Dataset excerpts
● ● ● ●
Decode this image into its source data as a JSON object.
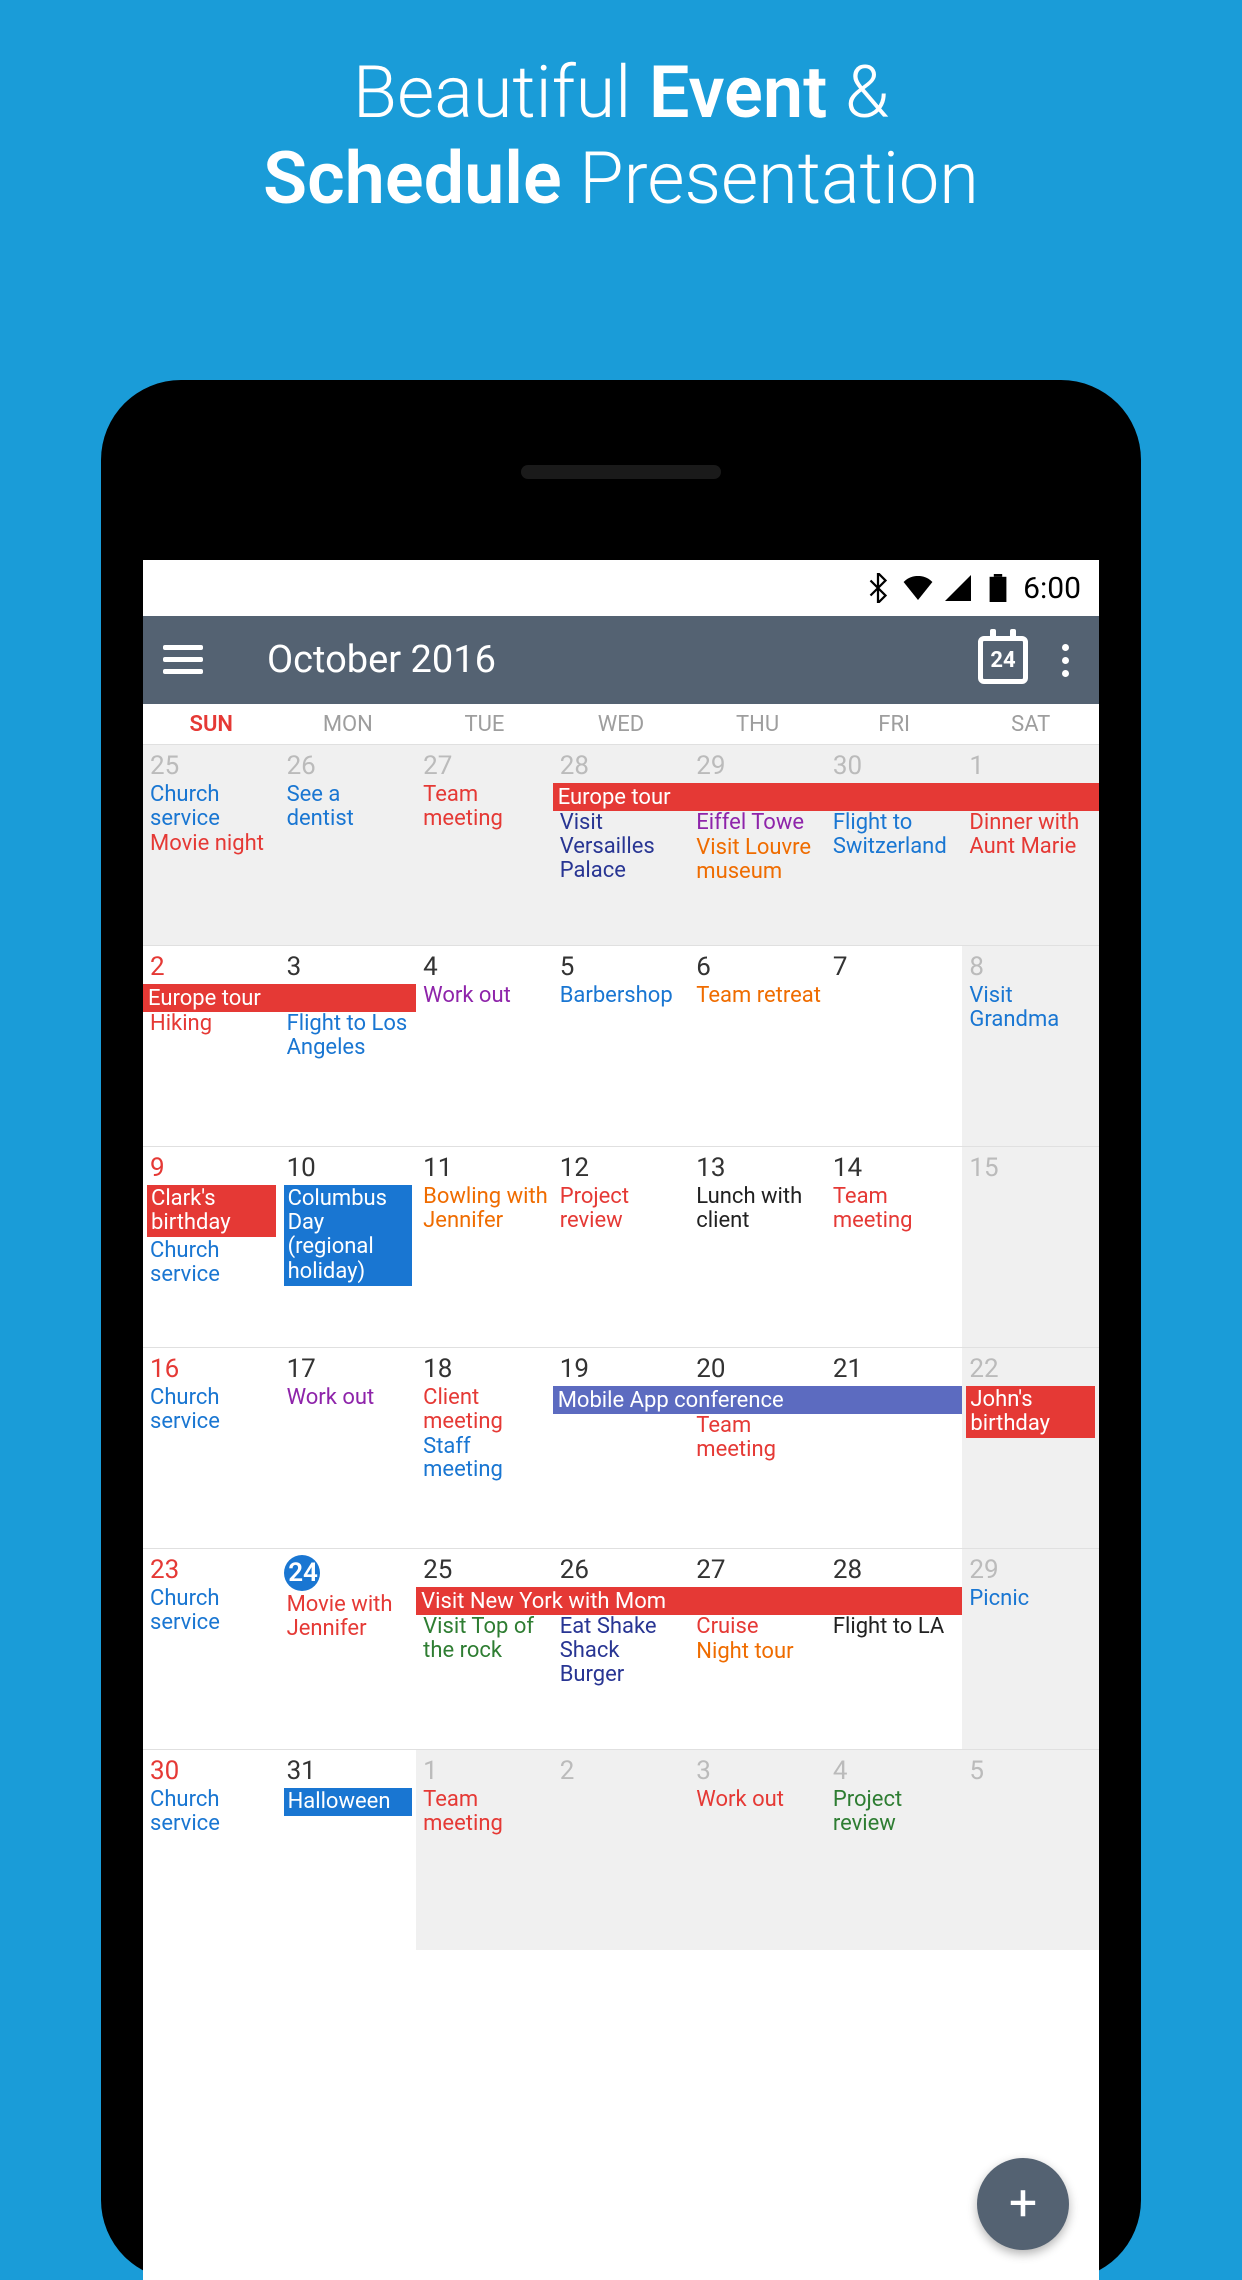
{
  "promo": {
    "l1a": "Beautiful ",
    "l1b": "Event",
    "l1c": " &",
    "l2a": "Schedule",
    "l2b": " Presentation"
  },
  "status": {
    "time": "6:00"
  },
  "appbar": {
    "title": "October 2016",
    "today": "24"
  },
  "days": [
    "SUN",
    "MON",
    "TUE",
    "WED",
    "THU",
    "FRI",
    "SAT"
  ],
  "weeks": [
    {
      "band1": {
        "text": "Europe tour",
        "start": 3,
        "end": 7,
        "cls": ""
      },
      "cells": [
        {
          "d": "25",
          "out": true,
          "sun": true,
          "ev": [
            {
              "t": "Church service",
              "c": "blue"
            },
            {
              "t": "Movie night",
              "c": "red"
            }
          ]
        },
        {
          "d": "26",
          "out": true,
          "ev": [
            {
              "t": "See a dentist",
              "c": "blue"
            }
          ]
        },
        {
          "d": "27",
          "out": true,
          "ev": [
            {
              "t": "Team meeting",
              "c": "red"
            }
          ]
        },
        {
          "d": "28",
          "out": true,
          "bandpad": 1,
          "ev": [
            {
              "t": "Visit Versailles Palace",
              "c": "darkblue"
            }
          ]
        },
        {
          "d": "29",
          "out": true,
          "bandpad": 1,
          "ev": [
            {
              "t": "Eiffel Towe",
              "c": "purple"
            },
            {
              "t": "Visit Louvre museum",
              "c": "orange"
            }
          ]
        },
        {
          "d": "30",
          "out": true,
          "bandpad": 1,
          "ev": [
            {
              "t": "Flight to Switzerland",
              "c": "blue"
            }
          ]
        },
        {
          "d": "1",
          "out": true,
          "bandpad": 1,
          "ev": [
            {
              "t": "Dinner with Aunt Marie",
              "c": "red"
            }
          ]
        }
      ]
    },
    {
      "band1": {
        "text": "Europe tour",
        "start": 0,
        "end": 2,
        "cls": ""
      },
      "cells": [
        {
          "d": "2",
          "sun": true,
          "bandpad": 1,
          "ev": [
            {
              "t": "Hiking",
              "c": "red"
            }
          ]
        },
        {
          "d": "3",
          "bandpad": 1,
          "ev": [
            {
              "t": "Flight to Los Angeles",
              "c": "blue"
            }
          ]
        },
        {
          "d": "4",
          "ev": [
            {
              "t": "Work out",
              "c": "purple"
            }
          ]
        },
        {
          "d": "5",
          "ev": [
            {
              "t": "Barbershop",
              "c": "blue"
            }
          ]
        },
        {
          "d": "6",
          "ev": [
            {
              "t": "Team retreat",
              "c": "orange"
            }
          ]
        },
        {
          "d": "7",
          "ev": []
        },
        {
          "d": "8",
          "out": true,
          "ev": [
            {
              "t": "Visit Grandma",
              "c": "blue"
            }
          ]
        }
      ]
    },
    {
      "cells": [
        {
          "d": "9",
          "sun": true,
          "badge": {
            "text": "Clark's birthday",
            "cls": ""
          },
          "ev": [
            {
              "t": "Church service",
              "c": "blue"
            }
          ]
        },
        {
          "d": "10",
          "badge": {
            "text": "Columbus Day (regional holiday)",
            "cls": "blue",
            "tall": true
          },
          "ev": []
        },
        {
          "d": "11",
          "ev": [
            {
              "t": "Bowling with Jennifer",
              "c": "orange"
            }
          ]
        },
        {
          "d": "12",
          "ev": [
            {
              "t": "Project review",
              "c": "red"
            }
          ]
        },
        {
          "d": "13",
          "ev": [
            {
              "t": "Lunch with client",
              "c": "black"
            }
          ]
        },
        {
          "d": "14",
          "ev": [
            {
              "t": "Team meeting",
              "c": "red"
            }
          ]
        },
        {
          "d": "15",
          "out": true,
          "ev": []
        }
      ]
    },
    {
      "band1": {
        "text": "Mobile App conference",
        "start": 3,
        "end": 6,
        "cls": "slate"
      },
      "cells": [
        {
          "d": "16",
          "sun": true,
          "ev": [
            {
              "t": "Church service",
              "c": "blue"
            }
          ]
        },
        {
          "d": "17",
          "ev": [
            {
              "t": "Work out",
              "c": "purple"
            }
          ]
        },
        {
          "d": "18",
          "ev": [
            {
              "t": "Client meeting",
              "c": "red"
            },
            {
              "t": "Staff meeting",
              "c": "blue"
            }
          ]
        },
        {
          "d": "19",
          "bandpad": 1,
          "ev": []
        },
        {
          "d": "20",
          "bandpad": 1,
          "ev": [
            {
              "t": "Team meeting",
              "c": "red"
            }
          ]
        },
        {
          "d": "21",
          "bandpad": 1,
          "ev": []
        },
        {
          "d": "22",
          "out": true,
          "badge": {
            "text": "John's birthday",
            "cls": ""
          },
          "ev": []
        }
      ]
    },
    {
      "band1": {
        "text": "Visit New York with Mom",
        "start": 2,
        "end": 6,
        "cls": ""
      },
      "cells": [
        {
          "d": "23",
          "sun": true,
          "ev": [
            {
              "t": "Church service",
              "c": "blue"
            }
          ]
        },
        {
          "d": "24",
          "today": true,
          "ev": [
            {
              "t": "Movie with Jennifer",
              "c": "red"
            }
          ]
        },
        {
          "d": "25",
          "bandpad": 1,
          "ev": [
            {
              "t": "Visit Top of the rock",
              "c": "green"
            }
          ]
        },
        {
          "d": "26",
          "bandpad": 1,
          "ev": [
            {
              "t": "Eat Shake Shack Burger",
              "c": "darkblue"
            }
          ]
        },
        {
          "d": "27",
          "bandpad": 1,
          "ev": [
            {
              "t": "Cruise",
              "c": "red"
            },
            {
              "t": "Night tour",
              "c": "orange"
            }
          ]
        },
        {
          "d": "28",
          "bandpad": 1,
          "ev": [
            {
              "t": "Flight to LA",
              "c": "black"
            }
          ]
        },
        {
          "d": "29",
          "out": true,
          "ev": [
            {
              "t": "Picnic",
              "c": "blue"
            }
          ]
        }
      ]
    },
    {
      "cells": [
        {
          "d": "30",
          "sun": true,
          "ev": [
            {
              "t": "Church service",
              "c": "blue"
            }
          ]
        },
        {
          "d": "31",
          "badge": {
            "text": "Halloween",
            "cls": "blue"
          },
          "ev": []
        },
        {
          "d": "1",
          "out": true,
          "ev": [
            {
              "t": "Team meeting",
              "c": "red"
            }
          ]
        },
        {
          "d": "2",
          "out": true,
          "ev": []
        },
        {
          "d": "3",
          "out": true,
          "ev": [
            {
              "t": "Work out",
              "c": "red"
            }
          ]
        },
        {
          "d": "4",
          "out": true,
          "ev": [
            {
              "t": "Project review",
              "c": "green"
            }
          ]
        },
        {
          "d": "5",
          "out": true,
          "ev": []
        }
      ]
    }
  ],
  "fab": "+"
}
● ● ● ●
* Exercise aim: Copy every line in the entries above that has the string "with" in it.

* Task result:
              "t": "Dinner with Aunt Marie",
              "t": "Bowling with Jennifer",
              "t": "Lunch with client",
        "text": "Visit New York with Mom",
              "t": "Movie with Jennifer",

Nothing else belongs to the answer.